[Start of TASK MATERIAL]
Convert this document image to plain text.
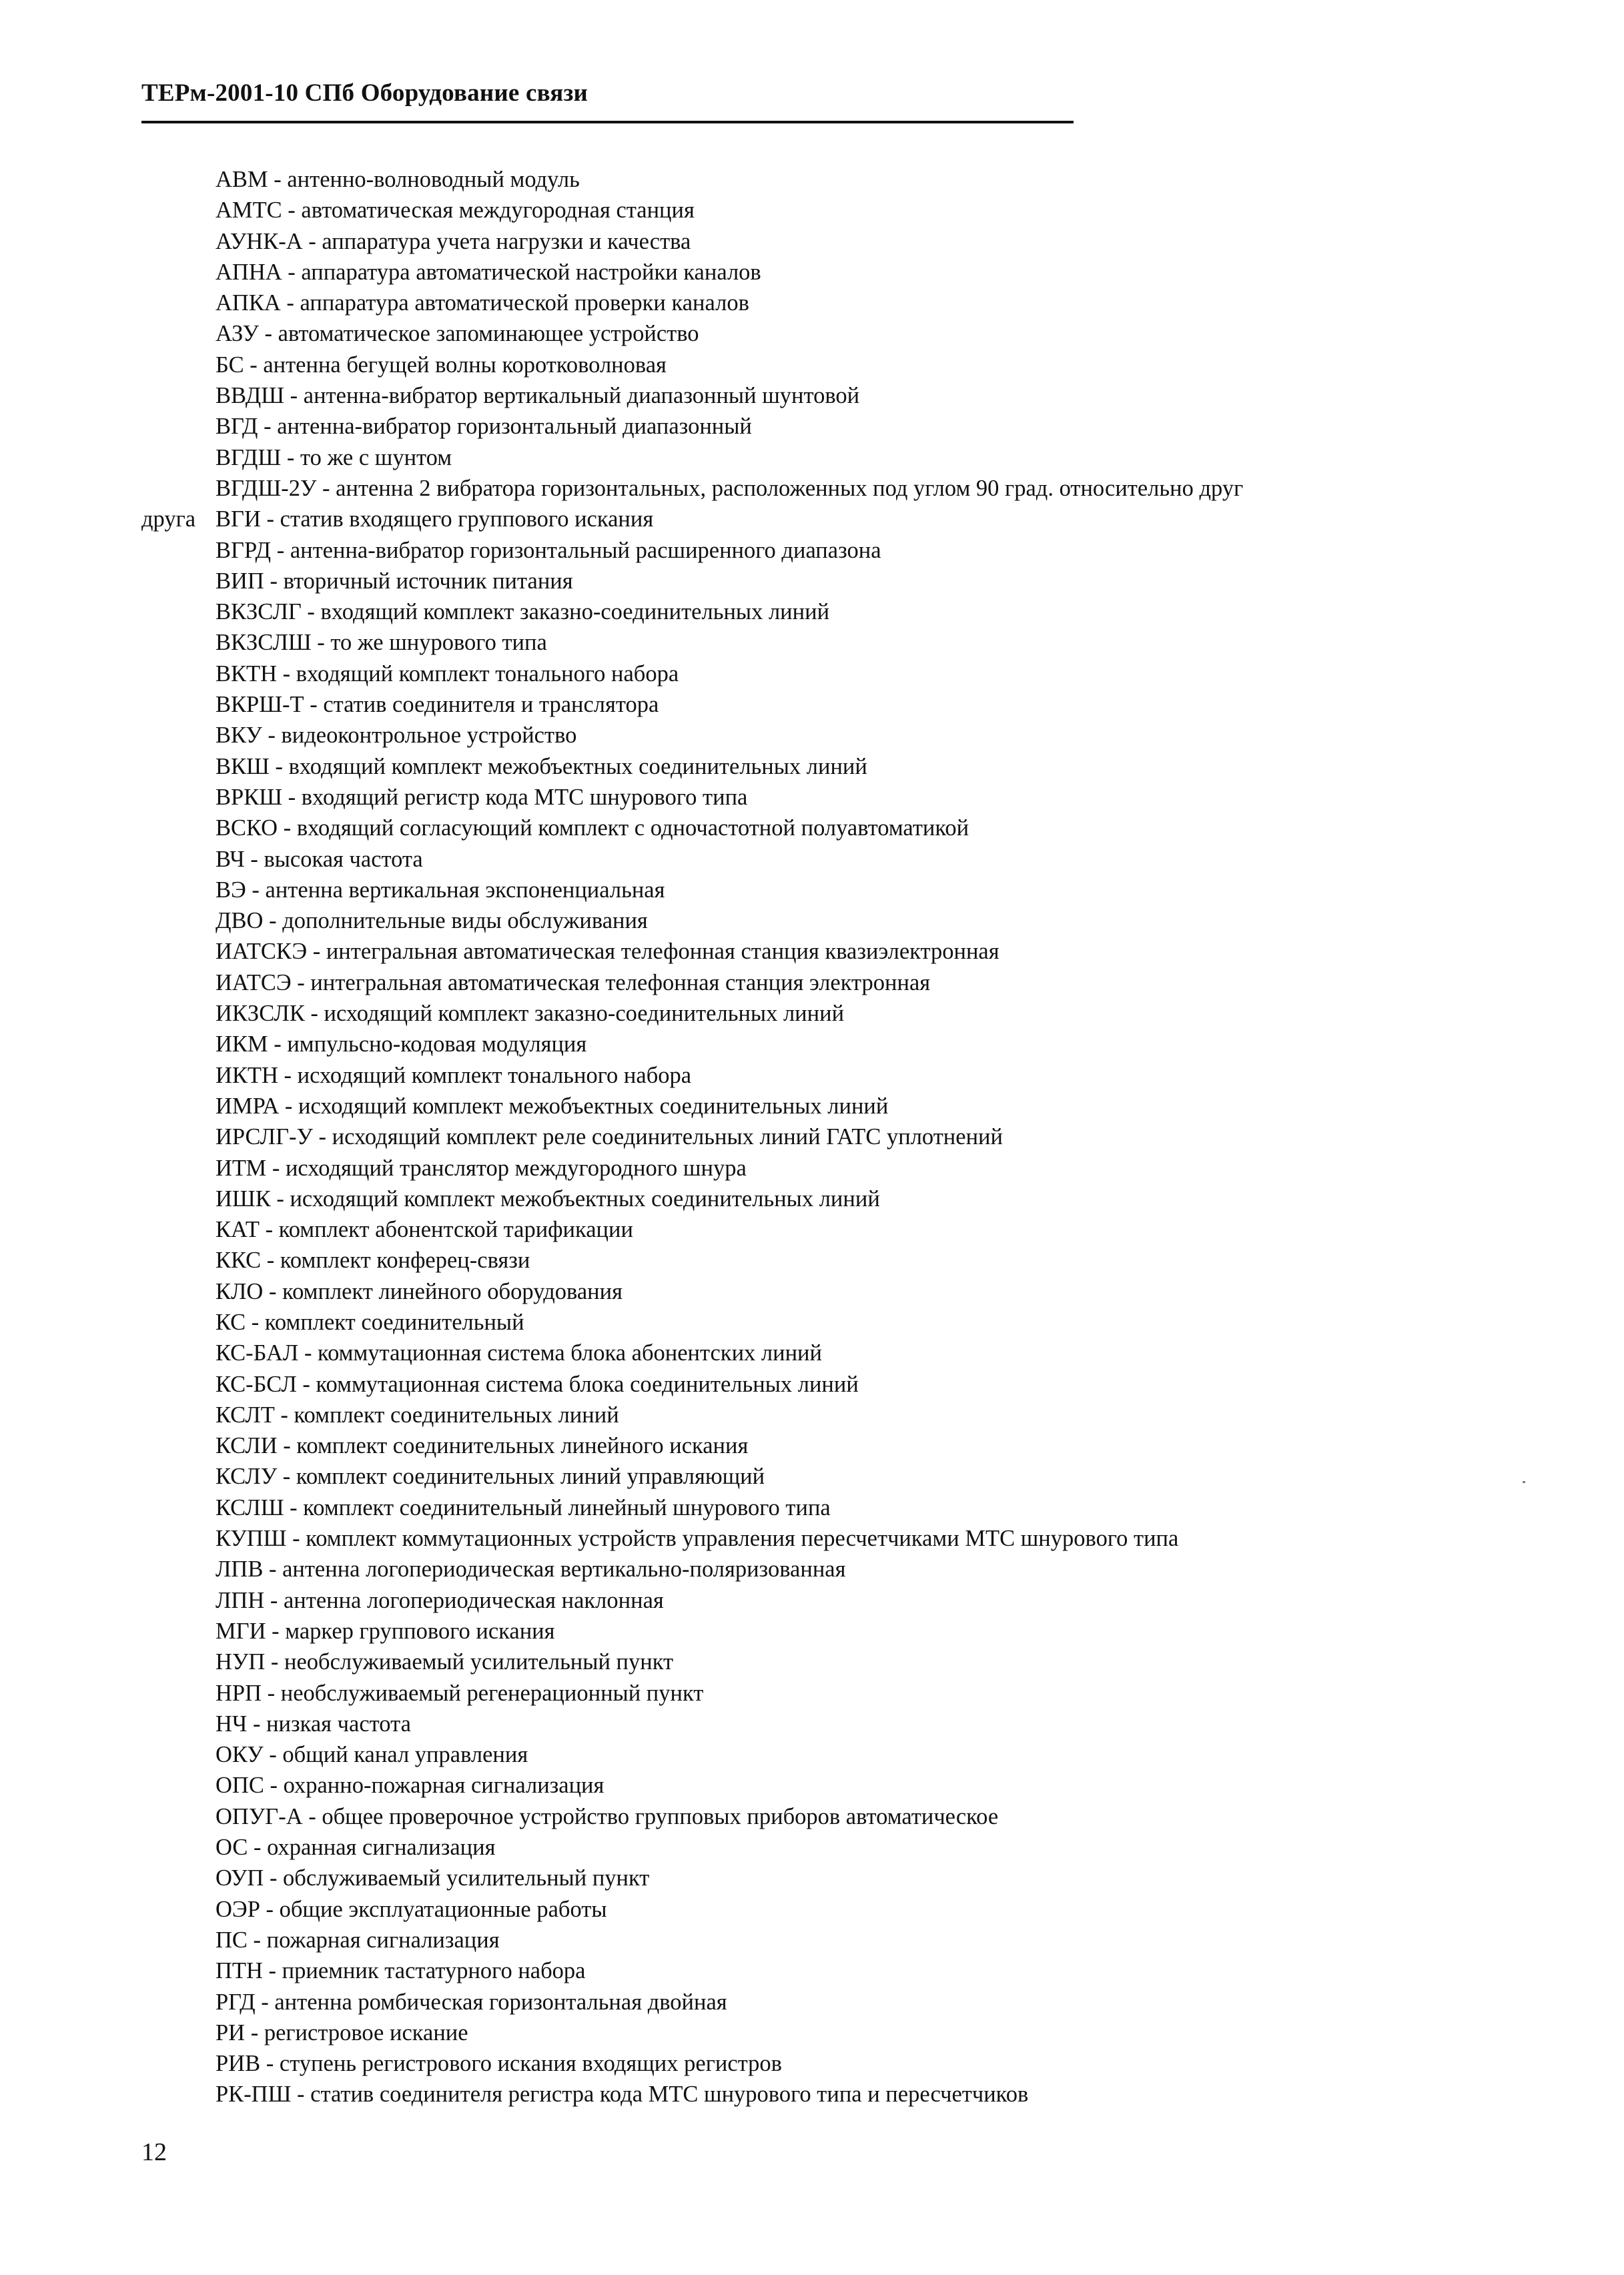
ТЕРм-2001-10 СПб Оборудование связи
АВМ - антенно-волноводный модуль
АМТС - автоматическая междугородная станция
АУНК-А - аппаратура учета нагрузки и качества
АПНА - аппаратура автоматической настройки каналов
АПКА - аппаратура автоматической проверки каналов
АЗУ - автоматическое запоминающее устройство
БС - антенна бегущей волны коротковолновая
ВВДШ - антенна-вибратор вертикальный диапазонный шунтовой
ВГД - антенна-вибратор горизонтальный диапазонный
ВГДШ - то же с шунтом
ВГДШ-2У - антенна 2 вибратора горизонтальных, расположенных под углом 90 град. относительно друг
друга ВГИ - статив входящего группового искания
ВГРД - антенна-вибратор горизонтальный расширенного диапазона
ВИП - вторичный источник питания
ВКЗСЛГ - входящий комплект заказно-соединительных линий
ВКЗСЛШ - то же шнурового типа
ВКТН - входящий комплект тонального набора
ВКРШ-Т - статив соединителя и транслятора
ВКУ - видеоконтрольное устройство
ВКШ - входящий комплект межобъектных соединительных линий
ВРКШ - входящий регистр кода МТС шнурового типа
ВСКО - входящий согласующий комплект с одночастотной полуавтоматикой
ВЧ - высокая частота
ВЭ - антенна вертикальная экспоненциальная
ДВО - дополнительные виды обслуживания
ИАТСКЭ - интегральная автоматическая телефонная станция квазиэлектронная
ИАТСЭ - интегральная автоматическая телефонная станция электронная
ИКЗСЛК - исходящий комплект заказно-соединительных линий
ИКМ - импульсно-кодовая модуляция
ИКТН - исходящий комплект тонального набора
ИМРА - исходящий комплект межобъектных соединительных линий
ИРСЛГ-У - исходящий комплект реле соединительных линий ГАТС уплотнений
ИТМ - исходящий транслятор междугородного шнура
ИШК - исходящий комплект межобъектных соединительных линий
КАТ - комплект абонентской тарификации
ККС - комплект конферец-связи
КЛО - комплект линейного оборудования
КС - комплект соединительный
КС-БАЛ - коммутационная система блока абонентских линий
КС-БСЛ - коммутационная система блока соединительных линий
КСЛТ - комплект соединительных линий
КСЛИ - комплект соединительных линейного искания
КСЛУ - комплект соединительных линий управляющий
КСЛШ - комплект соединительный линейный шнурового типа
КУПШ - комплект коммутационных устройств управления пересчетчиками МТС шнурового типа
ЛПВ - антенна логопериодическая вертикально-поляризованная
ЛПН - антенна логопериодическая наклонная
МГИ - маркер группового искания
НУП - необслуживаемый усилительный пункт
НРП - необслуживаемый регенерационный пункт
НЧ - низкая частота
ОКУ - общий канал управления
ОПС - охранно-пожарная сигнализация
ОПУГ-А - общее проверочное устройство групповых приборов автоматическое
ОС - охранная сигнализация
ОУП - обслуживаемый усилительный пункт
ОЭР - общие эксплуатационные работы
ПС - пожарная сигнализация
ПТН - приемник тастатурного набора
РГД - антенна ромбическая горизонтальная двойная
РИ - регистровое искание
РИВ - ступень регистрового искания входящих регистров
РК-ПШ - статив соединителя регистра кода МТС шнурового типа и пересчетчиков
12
[End of TASK MATERIAL]
- _YOUR GOAL_
Print all of the entries word for word. Skip any images they contain.

- _CORRECT RESPONSE_
Convert this document image to plain text.
ТЕРм-2001-10 СПб Оборудование связи
АВМ - антенно-волноводный модуль
АМТС - автоматическая междугородная станция
АУНК-А - аппаратура учета нагрузки и качества
АПНА - аппаратура автоматической настройки каналов
АПКА - аппаратура автоматической проверки каналов
АЗУ - автоматическое запоминающее устройство
БС - антенна бегущей волны коротковолновая
ВВДШ - антенна-вибратор вертикальный диапазонный шунтовой
ВГД - антенна-вибратор горизонтальный диапазонный
ВГДШ - то же с шунтом
ВГДШ-2У - антенна 2 вибратора горизонтальных, расположенных под углом 90 град. относительно друг
друга ВГИ - статив входящего группового искания
ВГРД - антенна-вибратор горизонтальный расширенного диапазона
ВИП - вторичный источник питания
ВКЗСЛГ - входящий комплект заказно-соединительных линий
ВКЗСЛШ - то же шнурового типа
ВКТН - входящий комплект тонального набора
ВКРШ-Т - статив соединителя и транслятора
ВКУ - видеоконтрольное устройство
ВКШ - входящий комплект межобъектных соединительных линий
ВРКШ - входящий регистр кода МТС шнурового типа
ВСКО - входящий согласующий комплект с одночастотной полуавтоматикой
ВЧ - высокая частота
ВЭ - антенна вертикальная экспоненциальная
ДВО - дополнительные виды обслуживания
ИАТСКЭ - интегральная автоматическая телефонная станция квазиэлектронная
ИАТСЭ - интегральная автоматическая телефонная станция электронная
ИКЗСЛК - исходящий комплект заказно-соединительных линий
ИКМ - импульсно-кодовая модуляция
ИКТН - исходящий комплект тонального набора
ИМРА - исходящий комплект межобъектных соединительных линий
ИРСЛГ-У - исходящий комплект реле соединительных линий ГАТС уплотнений
ИТМ - исходящий транслятор междугородного шнура
ИШК - исходящий комплект межобъектных соединительных линий
КАТ - комплект абонентской тарификации
ККС - комплект конферец-связи
КЛО - комплект линейного оборудования
КС - комплект соединительный
КС-БАЛ - коммутационная система блока абонентских линий
КС-БСЛ - коммутационная система блока соединительных линий
КСЛТ - комплект соединительных линий
КСЛИ - комплект соединительных линейного искания
КСЛУ - комплект соединительных линий управляющий
КСЛШ - комплект соединительный линейный шнурового типа
КУПШ - комплект коммутационных устройств управления пересчетчиками МТС шнурового типа
ЛПВ - антенна логопериодическая вертикально-поляризованная
ЛПН - антенна логопериодическая наклонная
МГИ - маркер группового искания
НУП - необслуживаемый усилительный пункт
НРП - необслуживаемый регенерационный пункт
НЧ - низкая частота
ОКУ - общий канал управления
ОПС - охранно-пожарная сигнализация
ОПУГ-А - общее проверочное устройство групповых приборов автоматическое
ОС - охранная сигнализация
ОУП - обслуживаемый усилительный пункт
ОЭР - общие эксплуатационные работы
ПС - пожарная сигнализация
ПТН - приемник тастатурного набора
РГД - антенна ромбическая горизонтальная двойная
РИ - регистровое искание
РИВ - ступень регистрового искания входящих регистров
РК-ПШ - статив соединителя регистра кода МТС шнурового типа и пересчетчиков
12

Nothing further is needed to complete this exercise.